Each entry below should be echoed exactly, with pictures omitted.

Data records:
..........

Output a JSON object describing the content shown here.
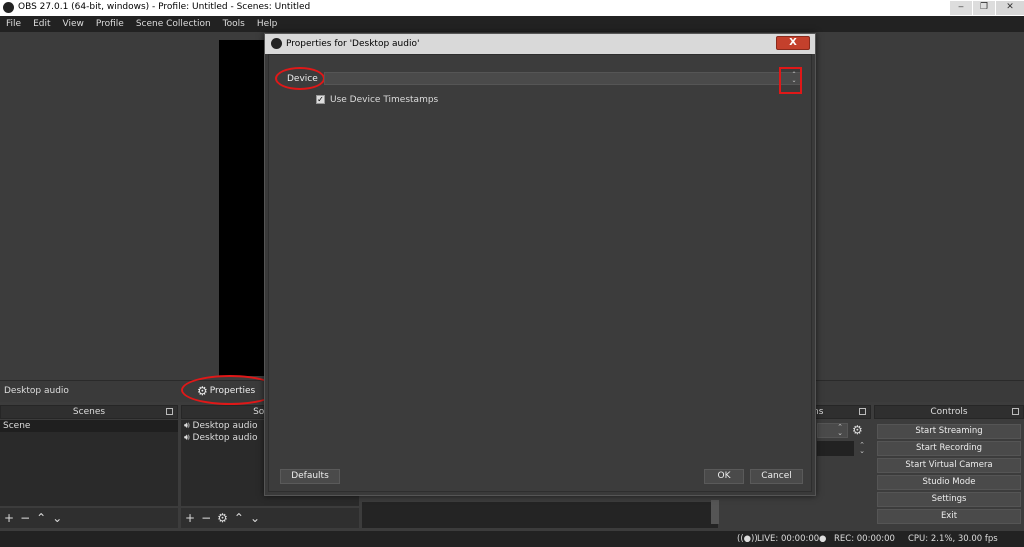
{
  "window": {
    "title": "OBS 27.0.1 (64-bit, windows) - Profile: Untitled - Scenes: Untitled",
    "buttons": [
      "‒",
      "❐",
      "✕"
    ]
  },
  "menu": [
    "File",
    "Edit",
    "View",
    "Profile",
    "Scene Collection",
    "Tools",
    "Help"
  ],
  "sourcebar": {
    "source_name": "Desktop audio",
    "properties_label": "Properties"
  },
  "docks": {
    "scenes": {
      "title": "Scenes",
      "items": [
        "Scene"
      ]
    },
    "sources": {
      "title": "Sou",
      "items": [
        "Desktop audio",
        "Desktop audio"
      ]
    },
    "transitions": {
      "title": "ns"
    },
    "controls": {
      "title": "Controls",
      "buttons": [
        "Start Streaming",
        "Start Recording",
        "Start Virtual Camera",
        "Studio Mode",
        "Settings",
        "Exit"
      ]
    }
  },
  "status": {
    "live": "LIVE: 00:00:00",
    "rec": "REC: 00:00:00",
    "cpu": "CPU: 2.1%, 30.00 fps"
  },
  "dialog": {
    "title": "Properties for 'Desktop audio'",
    "close": "X",
    "device_label": "Device",
    "device_value": "",
    "timestamps_label": "Use Device Timestamps",
    "timestamps_checked": true,
    "defaults_label": "Defaults",
    "ok_label": "OK",
    "cancel_label": "Cancel"
  },
  "colors": {
    "annotation": "#e01818",
    "background": "#3c3c3c",
    "close_button": "#c4402c"
  }
}
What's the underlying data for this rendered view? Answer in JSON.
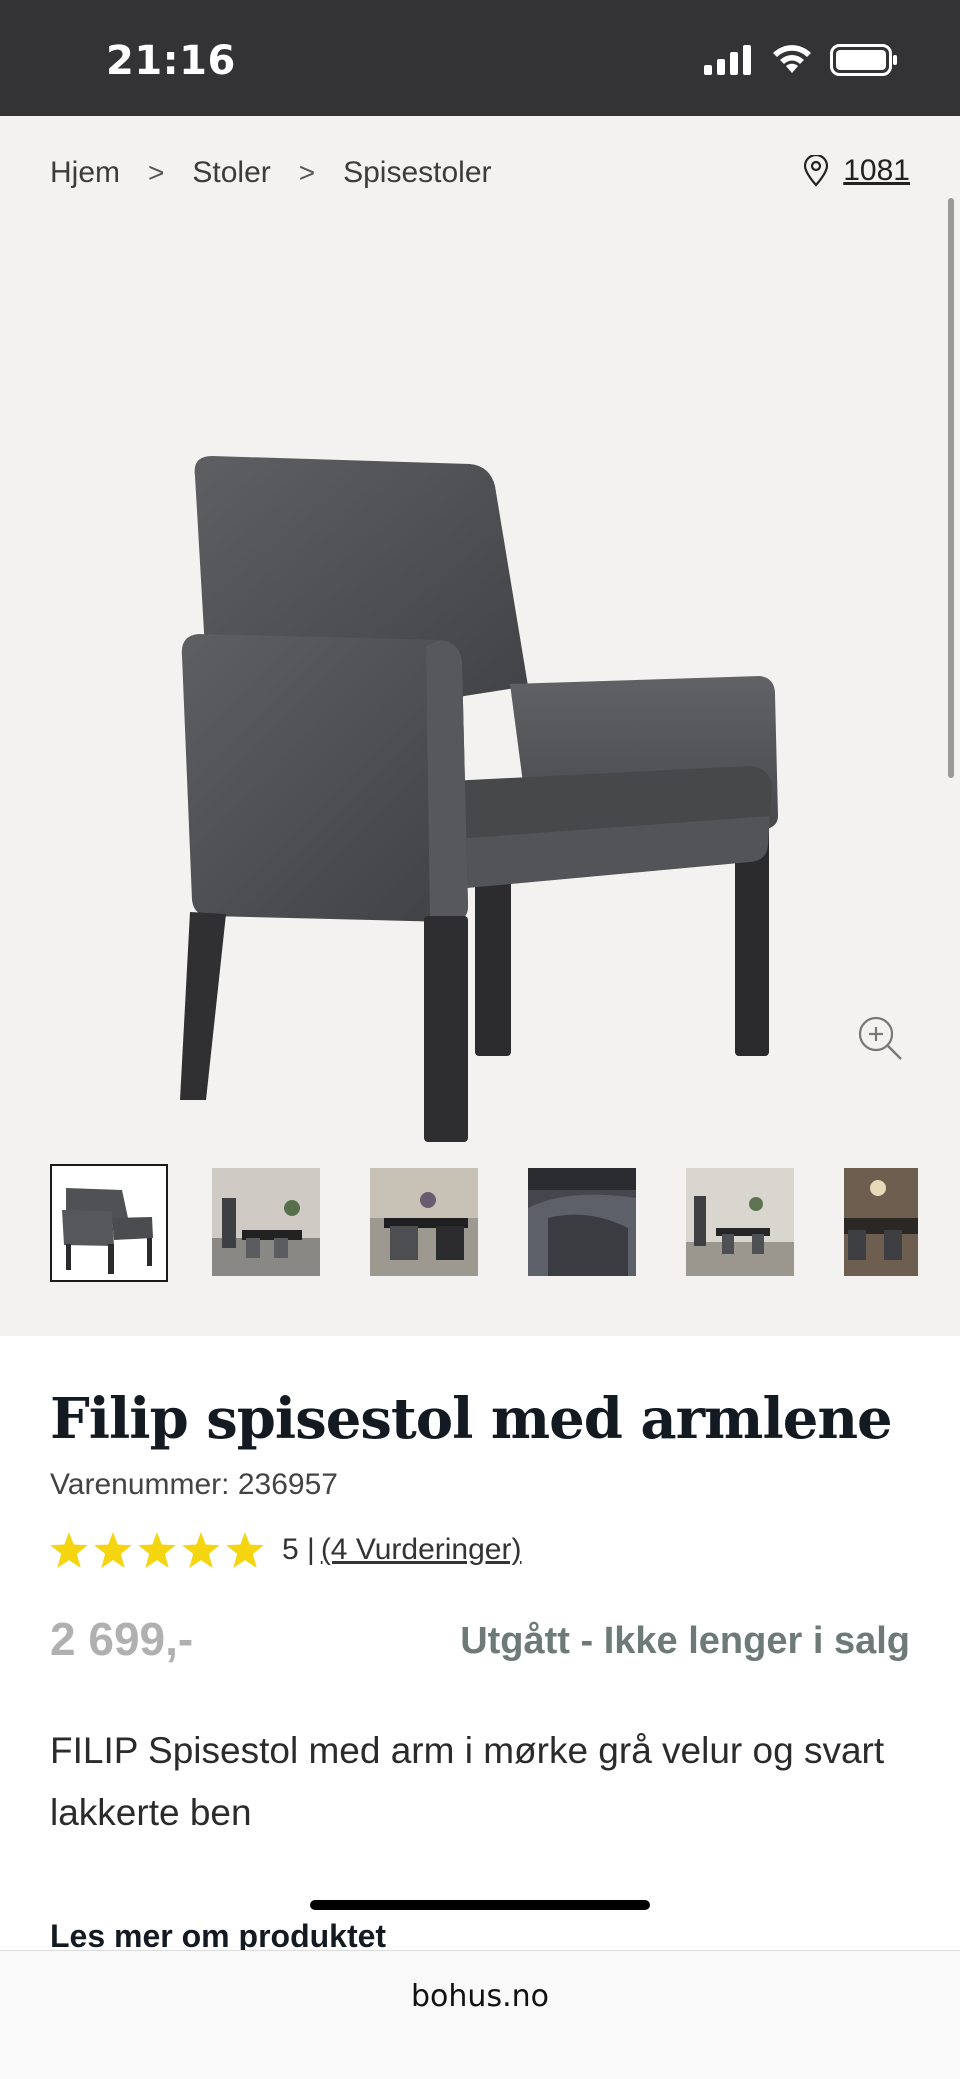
{
  "status_bar": {
    "time": "21:16"
  },
  "breadcrumb": {
    "items": [
      "Hjem",
      "Stoler",
      "Spisestoler"
    ],
    "separator": ">"
  },
  "store": {
    "code": "1081"
  },
  "product": {
    "title": "Filip spisestol med armlene",
    "sku_label": "Varenummer: 236957",
    "rating_value": "5 |",
    "reviews_link": "(4 Vurderinger)",
    "price": "2 699,-",
    "availability": "Utgått - Ikke lenger i salg",
    "description": "FILIP Spisestol med arm i mørke grå velur og svart lakkerte ben",
    "read_more": "Les mer om produktet",
    "stars": 5
  },
  "colors": {
    "star": "#f5d410",
    "title": "#141a22",
    "availability": "#6d7a78",
    "gallery_bg": "#f4f2f0"
  },
  "browser": {
    "url": "bohus.no"
  }
}
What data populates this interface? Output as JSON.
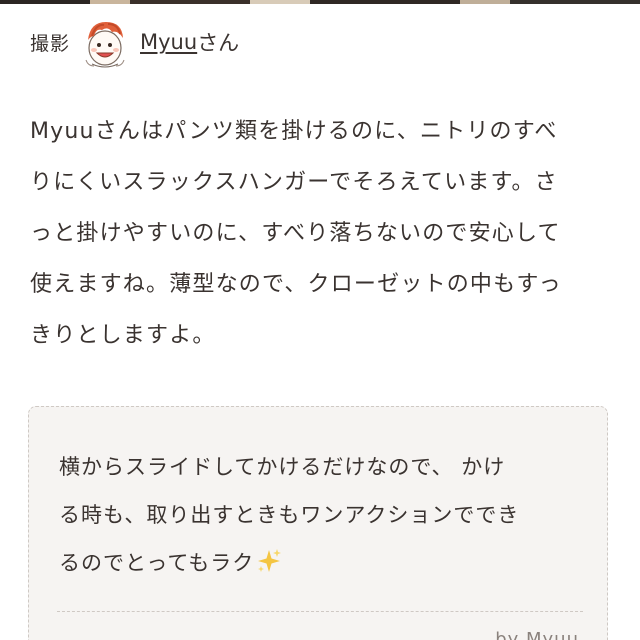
{
  "photo_credit": {
    "label": "撮影",
    "author_name": "Myuu",
    "author_suffix": "さん",
    "avatar_icon": "cartoon-avatar-icon"
  },
  "article": {
    "paragraph_lines": [
      "Myuuさんはパンツ類を掛けるのに、ニトリのすべ",
      "りにくいスラックスハンガーでそろえています。さ",
      "っと掛けやすいのに、すべり落ちないので安心して",
      "使えますね。薄型なので、クローゼットの中もすっ",
      "きりとしますよ。"
    ]
  },
  "quote": {
    "lines": [
      "横からスライドしてかけるだけなので、 かけ",
      "る時も、取り出すときもワンアクションででき",
      "るのでとってもラク"
    ],
    "emoji_icon": "sparkles-icon",
    "attribution": "by Myuu"
  },
  "colors": {
    "text": "#3a3330",
    "quote_bg": "#f6f4f2",
    "quote_border": "#cfc9c4",
    "attribution": "#8a827d",
    "sparkle": "#f4c542"
  }
}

..........

▸ **Result**:
Output a JSON object describing the content shown here.
{
  "window": {
    "title": "OBS 27.0.1 (64-bit, windows) - Profile: Untitled - Scenes: Untitled",
    "buttons": [
      "‒",
      "❐",
      "✕"
    ]
  },
  "menu": [
    "File",
    "Edit",
    "View",
    "Profile",
    "Scene Collection",
    "Tools",
    "Help"
  ],
  "sourcebar": {
    "source_name": "Desktop audio",
    "properties_label": "Properties"
  },
  "docks": {
    "scenes": {
      "title": "Scenes",
      "items": [
        "Scene"
      ]
    },
    "sources": {
      "title": "Sou",
      "items": [
        "Desktop audio",
        "Desktop audio"
      ]
    },
    "transitions": {
      "title": "ns"
    },
    "controls": {
      "title": "Controls",
      "buttons": [
        "Start Streaming",
        "Start Recording",
        "Start Virtual Camera",
        "Studio Mode",
        "Settings",
        "Exit"
      ]
    }
  },
  "status": {
    "live": "LIVE: 00:00:00",
    "rec": "REC: 00:00:00",
    "cpu": "CPU: 2.1%, 30.00 fps"
  },
  "dialog": {
    "title": "Properties for 'Desktop audio'",
    "close": "X",
    "device_label": "Device",
    "device_value": "",
    "timestamps_label": "Use Device Timestamps",
    "timestamps_checked": true,
    "defaults_label": "Defaults",
    "ok_label": "OK",
    "cancel_label": "Cancel"
  },
  "colors": {
    "annotation": "#e01818",
    "background": "#3c3c3c",
    "close_button": "#c4402c"
  }
}
What's the underlying data for this rendered view? Answer in JSON.
{
  "status_bar": {
    "time": "21:16"
  },
  "breadcrumb": {
    "items": [
      "Hjem",
      "Stoler",
      "Spisestoler"
    ],
    "separator": ">"
  },
  "store": {
    "code": "1081"
  },
  "product": {
    "title": "Filip spisestol med armlene",
    "sku_label": "Varenummer: 236957",
    "rating_value": "5 |",
    "reviews_link": "(4 Vurderinger)",
    "price": "2 699,-",
    "availability": "Utgått - Ikke lenger i salg",
    "description": "FILIP Spisestol med arm i mørke grå velur og svart lakkerte ben",
    "read_more": "Les mer om produktet",
    "stars": 5
  },
  "colors": {
    "star": "#f5d410",
    "title": "#141a22",
    "availability": "#6d7a78",
    "gallery_bg": "#f4f2f0"
  },
  "browser": {
    "url": "bohus.no"
  }
}
What data populates this interface? Output as JSON.
{
  "photo_credit": {
    "label": "撮影",
    "author_name": "Myuu",
    "author_suffix": "さん",
    "avatar_icon": "cartoon-avatar-icon"
  },
  "article": {
    "paragraph_lines": [
      "Myuuさんはパンツ類を掛けるのに、ニトリのすべ",
      "りにくいスラックスハンガーでそろえています。さ",
      "っと掛けやすいのに、すべり落ちないので安心して",
      "使えますね。薄型なので、クローゼットの中もすっ",
      "きりとしますよ。"
    ]
  },
  "quote": {
    "lines": [
      "横からスライドしてかけるだけなので、 かけ",
      "る時も、取り出すときもワンアクションででき",
      "るのでとってもラク"
    ],
    "emoji_icon": "sparkles-icon",
    "attribution": "by Myuu"
  },
  "colors": {
    "text": "#3a3330",
    "quote_bg": "#f6f4f2",
    "quote_border": "#cfc9c4",
    "attribution": "#8a827d",
    "sparkle": "#f4c542"
  }
}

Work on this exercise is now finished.